# [TASK DESCRIPTION]
Work out how many lines hold the string "hunting". Give that number and nothing more.
======== DATA FOR THIS TASK ========
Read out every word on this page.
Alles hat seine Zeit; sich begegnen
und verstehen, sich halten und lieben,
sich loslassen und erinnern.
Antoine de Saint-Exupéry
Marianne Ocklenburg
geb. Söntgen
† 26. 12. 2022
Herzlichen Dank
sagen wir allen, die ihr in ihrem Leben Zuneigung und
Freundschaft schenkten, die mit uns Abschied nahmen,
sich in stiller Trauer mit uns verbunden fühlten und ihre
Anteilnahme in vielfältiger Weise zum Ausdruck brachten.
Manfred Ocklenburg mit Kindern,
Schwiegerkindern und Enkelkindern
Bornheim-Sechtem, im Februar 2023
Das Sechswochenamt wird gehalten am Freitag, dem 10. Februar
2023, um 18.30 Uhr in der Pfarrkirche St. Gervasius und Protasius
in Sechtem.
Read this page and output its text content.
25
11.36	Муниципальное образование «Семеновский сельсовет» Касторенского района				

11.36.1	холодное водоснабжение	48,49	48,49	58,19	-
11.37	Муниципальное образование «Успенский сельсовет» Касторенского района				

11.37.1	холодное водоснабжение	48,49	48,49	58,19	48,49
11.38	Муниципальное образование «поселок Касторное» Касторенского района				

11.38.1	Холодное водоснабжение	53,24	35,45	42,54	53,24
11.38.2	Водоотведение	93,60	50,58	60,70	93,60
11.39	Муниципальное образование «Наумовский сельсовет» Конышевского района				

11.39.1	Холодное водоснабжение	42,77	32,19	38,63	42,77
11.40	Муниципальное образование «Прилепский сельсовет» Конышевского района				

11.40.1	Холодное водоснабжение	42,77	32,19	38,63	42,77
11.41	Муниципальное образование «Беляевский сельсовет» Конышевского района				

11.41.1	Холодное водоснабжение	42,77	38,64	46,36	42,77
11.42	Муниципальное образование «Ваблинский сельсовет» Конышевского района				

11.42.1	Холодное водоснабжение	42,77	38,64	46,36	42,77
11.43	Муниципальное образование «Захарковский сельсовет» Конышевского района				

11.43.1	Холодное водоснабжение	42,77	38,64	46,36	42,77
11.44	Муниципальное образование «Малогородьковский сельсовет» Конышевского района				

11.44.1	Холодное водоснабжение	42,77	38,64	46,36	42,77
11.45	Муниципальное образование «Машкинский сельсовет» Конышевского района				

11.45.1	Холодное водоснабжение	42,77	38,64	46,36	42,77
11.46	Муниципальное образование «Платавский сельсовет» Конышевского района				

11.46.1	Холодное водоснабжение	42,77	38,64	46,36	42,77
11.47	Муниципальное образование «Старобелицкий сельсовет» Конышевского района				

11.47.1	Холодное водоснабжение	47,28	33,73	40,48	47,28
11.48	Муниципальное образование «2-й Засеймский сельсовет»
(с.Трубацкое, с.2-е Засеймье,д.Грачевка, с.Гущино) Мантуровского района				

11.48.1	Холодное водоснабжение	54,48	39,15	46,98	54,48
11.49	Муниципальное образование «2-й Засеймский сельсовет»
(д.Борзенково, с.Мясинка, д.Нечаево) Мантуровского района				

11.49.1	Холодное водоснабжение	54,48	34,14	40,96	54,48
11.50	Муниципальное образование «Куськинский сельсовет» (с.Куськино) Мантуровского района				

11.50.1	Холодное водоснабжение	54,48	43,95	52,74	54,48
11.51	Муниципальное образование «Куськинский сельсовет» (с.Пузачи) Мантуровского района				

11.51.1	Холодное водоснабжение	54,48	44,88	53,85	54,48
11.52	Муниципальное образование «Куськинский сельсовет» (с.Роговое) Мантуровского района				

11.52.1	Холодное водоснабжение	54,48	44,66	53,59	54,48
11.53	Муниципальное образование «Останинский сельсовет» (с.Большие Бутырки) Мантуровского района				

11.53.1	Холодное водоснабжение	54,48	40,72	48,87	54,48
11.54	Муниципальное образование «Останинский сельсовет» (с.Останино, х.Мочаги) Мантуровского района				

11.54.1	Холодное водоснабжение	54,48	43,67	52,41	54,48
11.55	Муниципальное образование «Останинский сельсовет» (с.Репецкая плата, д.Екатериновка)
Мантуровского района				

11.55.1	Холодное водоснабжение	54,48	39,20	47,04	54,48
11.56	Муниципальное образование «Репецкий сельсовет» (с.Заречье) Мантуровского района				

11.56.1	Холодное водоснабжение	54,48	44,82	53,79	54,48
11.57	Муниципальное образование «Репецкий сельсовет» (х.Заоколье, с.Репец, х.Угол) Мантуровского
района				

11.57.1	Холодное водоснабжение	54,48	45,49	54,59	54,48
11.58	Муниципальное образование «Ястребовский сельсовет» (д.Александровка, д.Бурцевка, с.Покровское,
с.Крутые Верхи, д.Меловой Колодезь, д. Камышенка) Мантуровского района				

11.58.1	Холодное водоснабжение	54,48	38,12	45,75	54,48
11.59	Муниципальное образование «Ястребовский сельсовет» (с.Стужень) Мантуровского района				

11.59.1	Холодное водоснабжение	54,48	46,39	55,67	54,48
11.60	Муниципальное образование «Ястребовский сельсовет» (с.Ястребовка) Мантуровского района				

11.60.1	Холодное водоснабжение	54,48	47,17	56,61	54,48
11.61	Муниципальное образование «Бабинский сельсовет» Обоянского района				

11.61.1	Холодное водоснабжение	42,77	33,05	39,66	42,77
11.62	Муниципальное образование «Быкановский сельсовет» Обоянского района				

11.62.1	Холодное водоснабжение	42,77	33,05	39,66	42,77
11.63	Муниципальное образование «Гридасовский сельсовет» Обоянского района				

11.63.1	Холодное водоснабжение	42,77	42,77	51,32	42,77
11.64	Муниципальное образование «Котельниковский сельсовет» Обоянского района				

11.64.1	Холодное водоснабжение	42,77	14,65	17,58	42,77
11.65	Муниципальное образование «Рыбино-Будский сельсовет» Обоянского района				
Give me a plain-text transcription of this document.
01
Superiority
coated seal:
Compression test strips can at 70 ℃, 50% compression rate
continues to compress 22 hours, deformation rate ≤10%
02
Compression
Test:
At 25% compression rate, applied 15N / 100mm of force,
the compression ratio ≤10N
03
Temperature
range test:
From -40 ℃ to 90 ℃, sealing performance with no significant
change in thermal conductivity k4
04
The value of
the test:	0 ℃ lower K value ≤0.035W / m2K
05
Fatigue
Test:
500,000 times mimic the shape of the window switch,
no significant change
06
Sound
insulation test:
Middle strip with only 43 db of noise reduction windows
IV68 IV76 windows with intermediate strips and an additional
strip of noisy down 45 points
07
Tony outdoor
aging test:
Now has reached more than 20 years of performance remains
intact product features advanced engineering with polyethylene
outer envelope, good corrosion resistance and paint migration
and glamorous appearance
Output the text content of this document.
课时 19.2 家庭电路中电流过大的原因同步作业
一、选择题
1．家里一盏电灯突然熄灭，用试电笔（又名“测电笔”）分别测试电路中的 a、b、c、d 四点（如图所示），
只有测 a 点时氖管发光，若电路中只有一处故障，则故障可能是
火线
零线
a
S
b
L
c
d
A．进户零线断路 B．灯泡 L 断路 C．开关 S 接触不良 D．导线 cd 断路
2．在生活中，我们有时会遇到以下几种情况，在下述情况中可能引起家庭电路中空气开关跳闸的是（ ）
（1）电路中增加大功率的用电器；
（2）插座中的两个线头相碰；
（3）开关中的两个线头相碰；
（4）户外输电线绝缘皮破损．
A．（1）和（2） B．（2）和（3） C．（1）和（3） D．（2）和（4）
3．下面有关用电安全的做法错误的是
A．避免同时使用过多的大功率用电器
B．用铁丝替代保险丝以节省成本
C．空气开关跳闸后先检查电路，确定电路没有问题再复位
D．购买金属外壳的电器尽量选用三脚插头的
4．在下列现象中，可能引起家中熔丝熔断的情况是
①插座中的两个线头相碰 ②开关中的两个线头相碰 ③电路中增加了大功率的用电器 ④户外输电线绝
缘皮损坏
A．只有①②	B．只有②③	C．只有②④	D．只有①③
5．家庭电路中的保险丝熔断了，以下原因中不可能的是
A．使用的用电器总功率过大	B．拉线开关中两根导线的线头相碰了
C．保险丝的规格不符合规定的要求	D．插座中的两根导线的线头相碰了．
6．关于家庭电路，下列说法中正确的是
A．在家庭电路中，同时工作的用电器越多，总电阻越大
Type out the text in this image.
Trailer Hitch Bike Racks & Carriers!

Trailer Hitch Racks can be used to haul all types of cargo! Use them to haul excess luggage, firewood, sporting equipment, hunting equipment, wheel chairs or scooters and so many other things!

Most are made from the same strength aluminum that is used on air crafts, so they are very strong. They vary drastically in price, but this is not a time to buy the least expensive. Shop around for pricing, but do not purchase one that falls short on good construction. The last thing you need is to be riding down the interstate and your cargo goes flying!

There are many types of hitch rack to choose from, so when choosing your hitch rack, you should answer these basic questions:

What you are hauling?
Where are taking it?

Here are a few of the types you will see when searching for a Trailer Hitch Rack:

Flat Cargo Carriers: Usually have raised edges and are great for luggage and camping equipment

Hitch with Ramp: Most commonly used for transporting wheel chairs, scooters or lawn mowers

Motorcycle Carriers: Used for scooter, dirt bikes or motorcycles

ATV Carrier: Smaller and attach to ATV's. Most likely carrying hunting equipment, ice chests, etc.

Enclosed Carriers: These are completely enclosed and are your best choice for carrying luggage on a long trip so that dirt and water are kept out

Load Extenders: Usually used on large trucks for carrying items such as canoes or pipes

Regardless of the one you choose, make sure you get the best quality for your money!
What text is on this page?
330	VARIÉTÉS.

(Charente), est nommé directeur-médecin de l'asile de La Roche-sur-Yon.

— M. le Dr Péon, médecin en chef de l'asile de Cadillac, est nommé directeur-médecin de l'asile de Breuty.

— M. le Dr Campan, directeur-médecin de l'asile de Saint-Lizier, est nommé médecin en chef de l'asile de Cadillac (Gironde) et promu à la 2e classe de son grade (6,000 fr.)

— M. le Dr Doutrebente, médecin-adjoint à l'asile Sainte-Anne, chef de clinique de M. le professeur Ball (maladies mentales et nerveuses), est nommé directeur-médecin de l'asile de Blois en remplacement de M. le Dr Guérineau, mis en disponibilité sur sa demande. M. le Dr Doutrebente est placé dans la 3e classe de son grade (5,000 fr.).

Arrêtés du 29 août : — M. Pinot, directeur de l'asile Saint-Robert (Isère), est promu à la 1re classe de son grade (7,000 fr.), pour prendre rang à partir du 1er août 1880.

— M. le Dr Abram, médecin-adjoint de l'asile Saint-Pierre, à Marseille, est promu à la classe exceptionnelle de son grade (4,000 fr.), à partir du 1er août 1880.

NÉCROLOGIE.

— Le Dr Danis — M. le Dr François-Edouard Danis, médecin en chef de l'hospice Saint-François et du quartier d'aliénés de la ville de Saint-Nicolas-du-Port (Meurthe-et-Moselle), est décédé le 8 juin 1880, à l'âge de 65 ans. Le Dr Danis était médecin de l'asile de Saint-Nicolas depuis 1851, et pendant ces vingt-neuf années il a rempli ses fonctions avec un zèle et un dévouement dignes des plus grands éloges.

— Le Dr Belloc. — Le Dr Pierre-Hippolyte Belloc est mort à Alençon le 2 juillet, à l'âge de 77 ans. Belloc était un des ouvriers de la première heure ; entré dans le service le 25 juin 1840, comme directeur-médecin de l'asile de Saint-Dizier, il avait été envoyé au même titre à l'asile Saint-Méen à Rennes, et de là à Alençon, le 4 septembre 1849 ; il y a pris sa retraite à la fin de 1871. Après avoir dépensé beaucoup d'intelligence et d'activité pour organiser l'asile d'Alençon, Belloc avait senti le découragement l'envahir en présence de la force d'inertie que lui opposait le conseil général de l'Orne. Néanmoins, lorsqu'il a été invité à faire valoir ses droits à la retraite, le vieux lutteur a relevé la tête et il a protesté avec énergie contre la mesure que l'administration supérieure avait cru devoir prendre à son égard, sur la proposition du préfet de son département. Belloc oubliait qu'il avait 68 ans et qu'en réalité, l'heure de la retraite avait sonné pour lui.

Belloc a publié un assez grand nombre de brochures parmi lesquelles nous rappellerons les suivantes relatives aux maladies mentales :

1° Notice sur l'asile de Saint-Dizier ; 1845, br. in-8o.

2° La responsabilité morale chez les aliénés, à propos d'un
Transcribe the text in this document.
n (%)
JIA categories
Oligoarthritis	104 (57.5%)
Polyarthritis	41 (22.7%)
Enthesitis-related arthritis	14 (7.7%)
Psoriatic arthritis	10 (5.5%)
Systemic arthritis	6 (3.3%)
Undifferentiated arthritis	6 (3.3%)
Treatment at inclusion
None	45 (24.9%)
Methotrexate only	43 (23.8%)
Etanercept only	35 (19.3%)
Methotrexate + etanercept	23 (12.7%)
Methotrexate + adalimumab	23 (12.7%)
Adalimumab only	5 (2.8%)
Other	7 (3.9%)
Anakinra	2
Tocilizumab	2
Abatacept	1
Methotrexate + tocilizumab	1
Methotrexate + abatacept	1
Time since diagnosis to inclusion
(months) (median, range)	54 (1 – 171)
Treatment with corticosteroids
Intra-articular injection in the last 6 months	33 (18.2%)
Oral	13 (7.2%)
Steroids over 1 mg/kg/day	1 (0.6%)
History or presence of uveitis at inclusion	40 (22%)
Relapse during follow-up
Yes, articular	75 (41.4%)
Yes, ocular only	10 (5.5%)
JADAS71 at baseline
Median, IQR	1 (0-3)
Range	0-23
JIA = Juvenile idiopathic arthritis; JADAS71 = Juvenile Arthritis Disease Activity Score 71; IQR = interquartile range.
========
# [RESULT OF THE TASK]
2